**Objetivo del ejercicio:** Prosiga el texto sobre las balas perdidas a partir de su última oración.

**Documento de origen:**
--------------------

Nuestros cielos plomados
Todo arranca con el estruendo de un trueno metálico y sucede con la rauda repentización de un relámpago mortal. Es como un parpadeo del infortunio, una milésima de segundo que jamás tuvo que ser. Las probabilidades de que acontezca la tragedia son matemáticamente risibles e inviables, hay que hallarse localizado en las coordenadas quirúrgicamente más precisas y justo en el momento menos indicado para convertirse en el desdichado target de una bala perdida que por fin se encontró.
Pero contra todo optimista pronóstico, aquel nimio proyectil librado al azar del viento y la gravedad acierta en impecable parábola a su desconocido objetivo con una escalofriante certeza y aterradora frecuencia. El resto es una cadena de eslabones bien sabida por todos: el impacto fulminante, los tejidos destrozados, el derribo de bruces, la confusión de los presentes, la prisa al hospital, el diagnóstico de no creer, las lágrimas resignadas, la espera inmóvil, el reportaje del noticiero, el dolor de patria, el adiós definitivo, la ira vengativa y el olvido pasajero.
Cada enero la historia se repite, como un macabro déjà vu de nunca acabar. ¿Hasta cuándo hay que seguir temiendo que la munición cobarde de un cretino nos arranque la vida en un suspiro? Es absurdo que tanta sangre vista no nos haga reaccionar ante el inminente desarme que exige esta nación.
Siempre habrá alguien allí afuera dispuesto a celebrar cualquier borrachera con tiros al aire, tratando de sentirse como el mafioso que nunca fue, y si el Estado más encima le facilita los medios para su frustrada fantasía, no habrá resguardo seguro contra nuestros cielos plomados. Estaremos condenados a vivir acorralados por el miedo de aquellos atardeceres festivos que traen consigo una infestación de metralla que les surca a velocidad terminal.

--------------------

**Datos proporcionados:**
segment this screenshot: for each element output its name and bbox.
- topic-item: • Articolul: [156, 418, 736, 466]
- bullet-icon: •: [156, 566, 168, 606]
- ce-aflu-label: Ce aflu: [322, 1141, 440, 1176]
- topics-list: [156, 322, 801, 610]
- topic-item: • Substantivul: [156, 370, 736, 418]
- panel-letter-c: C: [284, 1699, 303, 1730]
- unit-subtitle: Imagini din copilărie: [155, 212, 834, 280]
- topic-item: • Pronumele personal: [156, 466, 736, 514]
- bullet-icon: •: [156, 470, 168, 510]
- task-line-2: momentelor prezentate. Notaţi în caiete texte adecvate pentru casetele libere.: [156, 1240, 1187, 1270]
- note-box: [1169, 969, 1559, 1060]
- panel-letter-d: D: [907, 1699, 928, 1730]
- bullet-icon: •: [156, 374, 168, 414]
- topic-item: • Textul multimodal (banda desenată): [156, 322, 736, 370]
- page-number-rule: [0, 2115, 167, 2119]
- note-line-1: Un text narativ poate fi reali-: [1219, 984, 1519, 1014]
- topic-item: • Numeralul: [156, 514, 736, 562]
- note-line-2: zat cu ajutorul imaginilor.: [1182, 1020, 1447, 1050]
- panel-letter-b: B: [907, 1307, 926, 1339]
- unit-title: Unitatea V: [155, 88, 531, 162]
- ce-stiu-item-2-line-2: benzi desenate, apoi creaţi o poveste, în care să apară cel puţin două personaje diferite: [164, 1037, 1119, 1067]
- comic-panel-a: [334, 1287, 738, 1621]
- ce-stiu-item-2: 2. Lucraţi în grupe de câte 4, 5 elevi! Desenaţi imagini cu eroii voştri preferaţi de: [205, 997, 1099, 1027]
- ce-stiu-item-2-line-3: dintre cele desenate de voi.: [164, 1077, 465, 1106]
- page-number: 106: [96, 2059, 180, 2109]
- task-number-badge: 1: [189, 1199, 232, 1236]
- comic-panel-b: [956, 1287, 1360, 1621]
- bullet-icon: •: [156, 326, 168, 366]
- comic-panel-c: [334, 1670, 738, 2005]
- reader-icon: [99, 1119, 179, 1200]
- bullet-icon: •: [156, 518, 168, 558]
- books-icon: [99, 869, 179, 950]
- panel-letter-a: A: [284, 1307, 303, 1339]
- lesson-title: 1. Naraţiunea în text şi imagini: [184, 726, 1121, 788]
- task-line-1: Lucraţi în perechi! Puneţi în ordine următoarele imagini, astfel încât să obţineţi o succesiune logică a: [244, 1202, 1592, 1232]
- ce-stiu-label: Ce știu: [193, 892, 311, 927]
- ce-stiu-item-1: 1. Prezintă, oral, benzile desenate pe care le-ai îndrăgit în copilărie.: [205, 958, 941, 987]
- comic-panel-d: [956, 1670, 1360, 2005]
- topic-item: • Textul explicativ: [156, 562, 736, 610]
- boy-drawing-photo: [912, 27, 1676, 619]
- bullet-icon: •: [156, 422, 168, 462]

--------------------

**Resultado del ejercicio:**
No podemos caer en la paradójica falacia planteada por Estados Unidos tras el tiroteo en la escuela de Newtown, según la cuál se prefiriere abordar la problemática proliferación de armas tangencialmente en vez de enfilar destacamentos contra el origen que son, obviamente, las armas mismas. Es así como optaron por paliar las consecuencias dotando a los niños con mochilas a prueba de balas porque consideran como una traición mayor restringir la venta de máquinas de matar. ¿Qué futuro tiene una sociedad donde la terquedad de los padres puede más que la inocencia de sus hijos?
Colombia tiene que recoger los arsenales urbanos que andan sueltos por la calle y restringir sus permisos a la mínima expresión. Es una cuestión de lógica simple entender que no habrá balas perdidas si no hay con qué dispararlas. De lo contrario, envejeceremos en una interminable recolección de casquillos diciembre tras diciembre, mientras extraemos proyectiles de los cráneos de nuestros hijos, sembrados allí por la intransigencia de los gatillos que pudimos callar y no quisimos hacerlo.
Obicter Dictum. Tantas prioridades legislativas que tiene Colombia y nuestros senadores están preocupados por quitar a Panamá del escudo para tejer a San Andrés en su lugar... ¿No les da coraje saber que nuestros impuestos pagan el sueldo de esos honorables parlamentarios?